▶ [Brief]: Transcribe every entry word for word. Skip the pictures.

▶ [Available data]:

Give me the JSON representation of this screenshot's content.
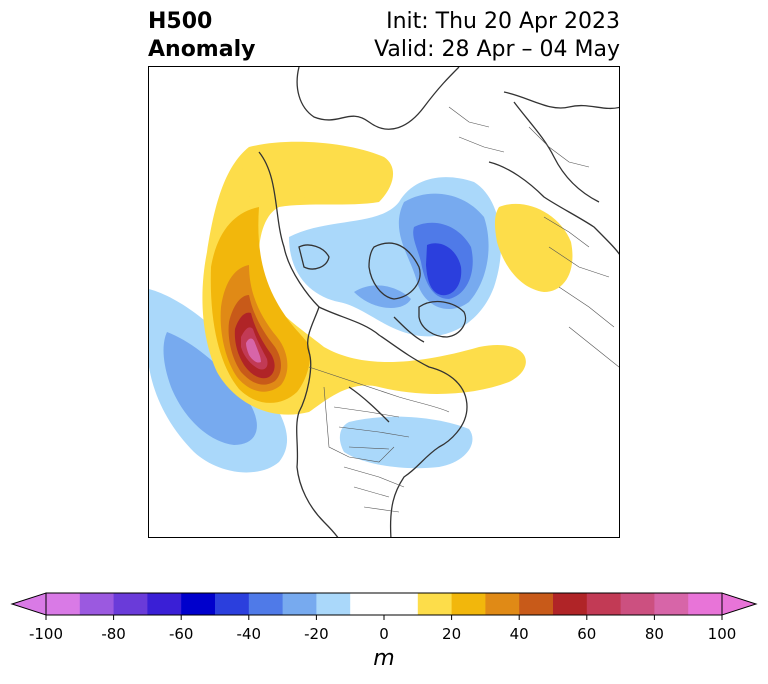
{
  "title": {
    "variable": "H500",
    "type": "Anomaly",
    "init": "Init: Thu 20 Apr 2023",
    "valid": "Valid: 28 Apr – 04 May"
  },
  "colorbar": {
    "unit": "m",
    "ticks": [
      "-100",
      "-80",
      "-60",
      "-40",
      "-20",
      "0",
      "20",
      "40",
      "60",
      "80",
      "100"
    ],
    "levels": [
      -100,
      -90,
      -80,
      -70,
      -60,
      -50,
      -40,
      -30,
      -20,
      -10,
      10,
      20,
      30,
      40,
      50,
      60,
      70,
      80,
      90,
      100
    ],
    "colors": [
      "#d97ae6",
      "#9b59e0",
      "#6a3bd9",
      "#3a1fd6",
      "#0000cc",
      "#2b3fdd",
      "#4f7ae8",
      "#77aaef",
      "#aad8fa",
      "#ffffff",
      "#fddd4a",
      "#f2b70c",
      "#e08a16",
      "#c85a19",
      "#b02427",
      "#c23a55",
      "#cc5080",
      "#d765a8",
      "#e874d8"
    ],
    "extend": "both",
    "under_color": "#d97ae6",
    "over_color": "#e874d8"
  }
}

▶ [Written response]:
Give me the JSON representation of this screenshot's content.
{
  "title": {
    "variable": "H500",
    "type": "Anomaly",
    "init": "Init: Thu 20 Apr 2023",
    "valid": "Valid: 28 Apr – 04 May"
  },
  "colorbar": {
    "unit": "m",
    "ticks": [
      "-100",
      "-80",
      "-60",
      "-40",
      "-20",
      "0",
      "20",
      "40",
      "60",
      "80",
      "100"
    ],
    "levels": [
      -100,
      -90,
      -80,
      -70,
      -60,
      -50,
      -40,
      -30,
      -20,
      -10,
      10,
      20,
      30,
      40,
      50,
      60,
      70,
      80,
      90,
      100
    ],
    "colors": [
      "#d97ae6",
      "#9b59e0",
      "#6a3bd9",
      "#3a1fd6",
      "#0000cc",
      "#2b3fdd",
      "#4f7ae8",
      "#77aaef",
      "#aad8fa",
      "#ffffff",
      "#fddd4a",
      "#f2b70c",
      "#e08a16",
      "#c85a19",
      "#b02427",
      "#c23a55",
      "#cc5080",
      "#d765a8",
      "#e874d8"
    ],
    "extend": "both",
    "under_color": "#d97ae6",
    "over_color": "#e874d8"
  }
}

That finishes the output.